▶ Exercise
Gather all lines from the material that contain the word "date".

▶ Given records
==============================

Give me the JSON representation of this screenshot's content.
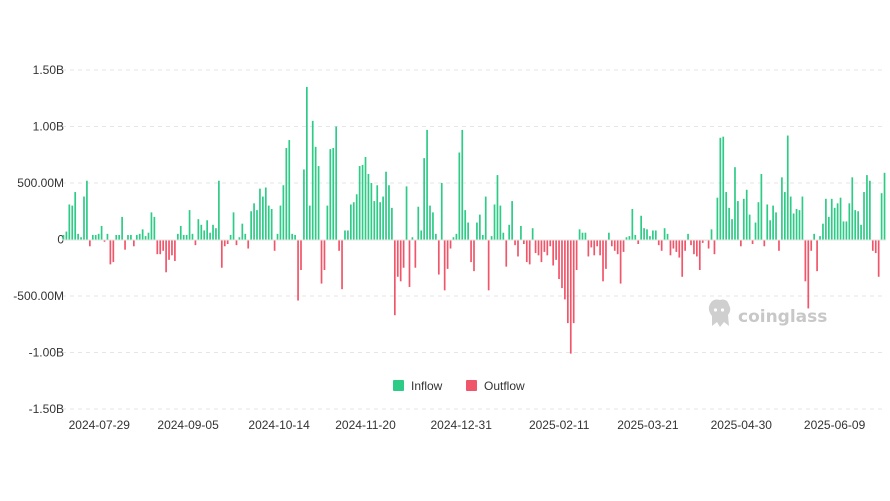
{
  "chart_data": {
    "type": "bar",
    "ylim": [
      -1.5,
      1.5
    ],
    "y_unit": "billions",
    "grid": "horizontal dashed",
    "legend_position": "bottom-center",
    "y_ticks": [
      {
        "value": 1.5,
        "label": "1.50B"
      },
      {
        "value": 1.0,
        "label": "1.00B"
      },
      {
        "value": 0.5,
        "label": "500.00M"
      },
      {
        "value": 0,
        "label": "0"
      },
      {
        "value": -0.5,
        "label": "-500.00M"
      },
      {
        "value": -1.0,
        "label": "-1.00B"
      },
      {
        "value": -1.5,
        "label": "-1.50B"
      }
    ],
    "x_ticks": [
      {
        "date": "2024-07-29",
        "label": "2024-07-29"
      },
      {
        "date": "2024-09-05",
        "label": "2024-09-05"
      },
      {
        "date": "2024-10-14",
        "label": "2024-10-14"
      },
      {
        "date": "2024-11-20",
        "label": "2024-11-20"
      },
      {
        "date": "2024-12-31",
        "label": "2024-12-31"
      },
      {
        "date": "2025-02-11",
        "label": "2025-02-11"
      },
      {
        "date": "2025-03-21",
        "label": "2025-03-21"
      },
      {
        "date": "2025-04-30",
        "label": "2025-04-30"
      },
      {
        "date": "2025-06-09",
        "label": "2025-06-09"
      }
    ],
    "series": [
      {
        "name": "Inflow",
        "color": "#2ecb86"
      },
      {
        "name": "Outflow",
        "color": "#f0566a"
      }
    ],
    "values": [
      0.04,
      0.07,
      0.31,
      0.3,
      0.42,
      0.05,
      0.02,
      0.38,
      0.52,
      -0.06,
      0.04,
      0.04,
      0.05,
      0.12,
      -0.02,
      0.05,
      -0.22,
      -0.2,
      0.04,
      0.04,
      0.2,
      -0.09,
      0.04,
      0.04,
      -0.06,
      0.04,
      0.05,
      0.09,
      0.03,
      0.06,
      0.24,
      0.2,
      -0.13,
      -0.13,
      -0.1,
      -0.29,
      -0.18,
      -0.14,
      -0.19,
      0.05,
      0.12,
      0.04,
      0.04,
      0.26,
      0.05,
      -0.05,
      0.18,
      0.13,
      0.08,
      0.17,
      0.06,
      0.13,
      0.1,
      0.52,
      -0.25,
      -0.06,
      -0.04,
      0.04,
      0.24,
      -0.05,
      0.02,
      0.14,
      0.05,
      -0.08,
      0.25,
      0.32,
      0.26,
      0.45,
      0.38,
      0.46,
      0.3,
      0.27,
      -0.1,
      0.05,
      0.3,
      0.48,
      0.81,
      0.88,
      0.05,
      0.04,
      -0.54,
      -0.27,
      0.62,
      1.35,
      0.3,
      1.05,
      0.82,
      0.65,
      -0.39,
      -0.27,
      0.3,
      0.8,
      0.81,
      1.0,
      -0.1,
      -0.44,
      0.08,
      0.08,
      0.31,
      0.33,
      0.4,
      0.65,
      0.66,
      0.73,
      0.58,
      0.5,
      0.34,
      0.48,
      0.33,
      0.38,
      0.6,
      0.48,
      0.28,
      -0.67,
      -0.33,
      -0.37,
      -0.25,
      0.47,
      -0.42,
      0.02,
      -0.25,
      0.29,
      0.08,
      0.72,
      0.97,
      0.3,
      0.24,
      0.05,
      -0.31,
      0.5,
      -0.45,
      -0.26,
      -0.08,
      0.02,
      0.05,
      0.77,
      0.97,
      0.26,
      0.15,
      -0.2,
      -0.28,
      0.15,
      0.22,
      0.04,
      0.38,
      -0.45,
      0.03,
      0.31,
      0.57,
      0.3,
      0.06,
      -0.24,
      0.13,
      0.34,
      -0.05,
      -0.15,
      0.12,
      -0.04,
      -0.2,
      -0.22,
      0.1,
      -0.12,
      -0.14,
      -0.2,
      -0.11,
      -0.14,
      -0.06,
      -0.23,
      -0.18,
      -0.35,
      -0.43,
      -0.53,
      -0.74,
      -1.01,
      -0.74,
      -0.27,
      0.09,
      0.06,
      0.06,
      -0.15,
      -0.07,
      -0.14,
      -0.06,
      -0.14,
      -0.37,
      -0.26,
      0.06,
      -0.06,
      -0.1,
      -0.13,
      -0.39,
      -0.11,
      0.02,
      0.03,
      0.27,
      0.04,
      -0.04,
      0.21,
      0.1,
      0.09,
      0.03,
      0.08,
      0.08,
      -0.05,
      -0.1,
      0.1,
      0.05,
      -0.14,
      -0.08,
      -0.11,
      -0.16,
      -0.33,
      -0.1,
      0.05,
      -0.05,
      -0.13,
      -0.15,
      -0.27,
      -0.03,
      -0.01,
      -0.08,
      0.09,
      -0.13,
      0.37,
      0.9,
      0.91,
      0.42,
      0.28,
      0.18,
      0.64,
      0.34,
      -0.06,
      0.36,
      0.44,
      0.22,
      -0.04,
      0.15,
      0.33,
      0.58,
      -0.06,
      0.31,
      0.17,
      0.3,
      0.24,
      -0.1,
      0.55,
      0.42,
      0.92,
      0.38,
      0.23,
      0.27,
      0.26,
      0.38,
      -0.37,
      -0.61,
      -0.1,
      0.05,
      -0.28,
      0.03,
      0.14,
      0.36,
      0.2,
      0.36,
      0.28,
      0.32,
      0.37,
      0.16,
      0.16,
      0.32,
      0.55,
      0.26,
      0.25,
      0.13,
      0.42,
      0.57,
      0.52,
      -0.1,
      -0.12,
      -0.33,
      0.41,
      0.59
    ]
  },
  "legend": {
    "inflow": "Inflow",
    "outflow": "Outflow"
  },
  "watermark": {
    "text": "coinglass"
  }
}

==============================

▶ Correct output
        "date": "2024-07-29",
        "date": "2024-09-05",
        "date": "2024-10-14",
        "date": "2024-11-20",
        "date": "2024-12-31",
        "date": "2025-02-11",
        "date": "2025-03-21",
        "date": "2025-04-30",
        "date": "2025-06-09",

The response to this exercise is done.